#### Selected passage:
= = = = = = =

Sustainability, traceability and system level know-how required
The study identified six key ecosystem themes, where additional value can be created in Finland. Prominent opportunities include developing new solutions for large-scale recycling of lithium-ion batteries, battery safety, battery applications for demanding environments and traceability in the battery value chain. Building on top of the existing strengths in raw materials and chemicals as well as battery system engineering is also important for the Finnish battery ecosystem. All battery industry stakeholders agree that environmental and societal sustainability in battery value chain is a prerequisite for sustainable business. This could also be the competitive edge for Finnish and Nordic players.
“Transparency and traceability need to be implemented across the battery value chain. Which players will take the leading role in developing concrete solutions for traceability?” asks Timo Ropponen from Spinverse.
The importance of battery system management and optimization is emphasized, as battery systems need to fulfil strict requirements for performance and lifetime in various operational environments.
“The battery industry needs multi-disciplinary know-how and skills, spanning from materials, electrochemistry and manufacturing processes to system-level engineering. Finland has basically good know-how in these fields, but the resources should be systematically brought together to serve this industry and strengthened a lot. Actually, there is a lack of right competences all over Europe in this growing field. We need smart and fast actions to stay competitive”, says Markku Heino from Spinverse.

= = = = = = =

(Structured page parsing data)
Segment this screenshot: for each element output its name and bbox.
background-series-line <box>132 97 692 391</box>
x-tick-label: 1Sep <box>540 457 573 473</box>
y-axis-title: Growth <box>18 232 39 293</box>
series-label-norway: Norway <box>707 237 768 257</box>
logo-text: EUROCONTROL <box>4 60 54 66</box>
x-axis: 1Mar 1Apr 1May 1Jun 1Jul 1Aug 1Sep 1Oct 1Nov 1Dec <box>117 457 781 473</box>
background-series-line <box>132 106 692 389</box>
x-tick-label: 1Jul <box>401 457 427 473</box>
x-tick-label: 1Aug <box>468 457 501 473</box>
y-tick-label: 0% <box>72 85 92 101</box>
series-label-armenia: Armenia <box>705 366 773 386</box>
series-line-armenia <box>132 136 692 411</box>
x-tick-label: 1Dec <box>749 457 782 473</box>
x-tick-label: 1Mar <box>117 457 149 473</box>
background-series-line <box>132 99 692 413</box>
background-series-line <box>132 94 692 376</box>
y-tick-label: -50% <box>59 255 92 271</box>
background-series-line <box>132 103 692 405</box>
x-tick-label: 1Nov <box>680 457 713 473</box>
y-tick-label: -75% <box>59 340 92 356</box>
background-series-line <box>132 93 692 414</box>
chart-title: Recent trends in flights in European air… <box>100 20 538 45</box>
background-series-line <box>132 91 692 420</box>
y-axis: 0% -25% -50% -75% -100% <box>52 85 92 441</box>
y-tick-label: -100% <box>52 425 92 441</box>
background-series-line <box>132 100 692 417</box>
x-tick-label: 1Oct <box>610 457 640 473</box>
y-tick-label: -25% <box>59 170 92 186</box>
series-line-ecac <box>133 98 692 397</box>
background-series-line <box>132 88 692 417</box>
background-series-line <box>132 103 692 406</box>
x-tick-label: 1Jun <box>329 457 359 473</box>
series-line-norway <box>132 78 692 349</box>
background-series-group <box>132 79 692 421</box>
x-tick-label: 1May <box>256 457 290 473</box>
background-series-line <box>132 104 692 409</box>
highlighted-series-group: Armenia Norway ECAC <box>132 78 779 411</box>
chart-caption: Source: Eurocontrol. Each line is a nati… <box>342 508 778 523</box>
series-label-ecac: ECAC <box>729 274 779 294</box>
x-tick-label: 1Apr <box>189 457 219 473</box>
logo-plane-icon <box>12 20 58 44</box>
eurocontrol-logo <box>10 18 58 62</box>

= = = = = = =

#### Explore the material:
1. In the passage on Finland's battery ecosystem, rewrite the text from "Sustainability, traceability and" to "and Nordic players.", changing "traceability" to "tracking".
2. Summarize the passage on Finland's battery ecosystem in two sentences.
Those lines of page parsing data have nothing to do with what comes next.

#### Solutions in order:
1.
Sustainability, tracking and system level know-how required
The study identified six key ecosystem themes, where additional value can be created in Finland. Prominent opportunities include developing new solutions for large-scale recycling of lithium-ion batteries, battery safety, battery applications for demanding environments and tracking in the battery value chain. Building on top of the existing strengths in raw materials and chemicals as well as battery system engineering is also important for the Finnish battery ecosystem. All battery industry stakeholders agree that environmental and societal sustainability in battery value chain is a prerequisite for sustainable business. This could also be the competitive edge for Finnish and Nordic players.

2. The study found six ecosystem themes where Finland can create added value, including large-scale lithium-ion battery recycling, battery safety, applications for demanding environments and value-chain traceability, while building on existing strengths in raw materials, chemicals and battery system engineering. Stakeholders regard environmental and societal sustainability as a prerequisite for business, and Markku Heino of Spinverse says the industry needs multidisciplinary skills that Finland should bring together and strengthen to stay competitive.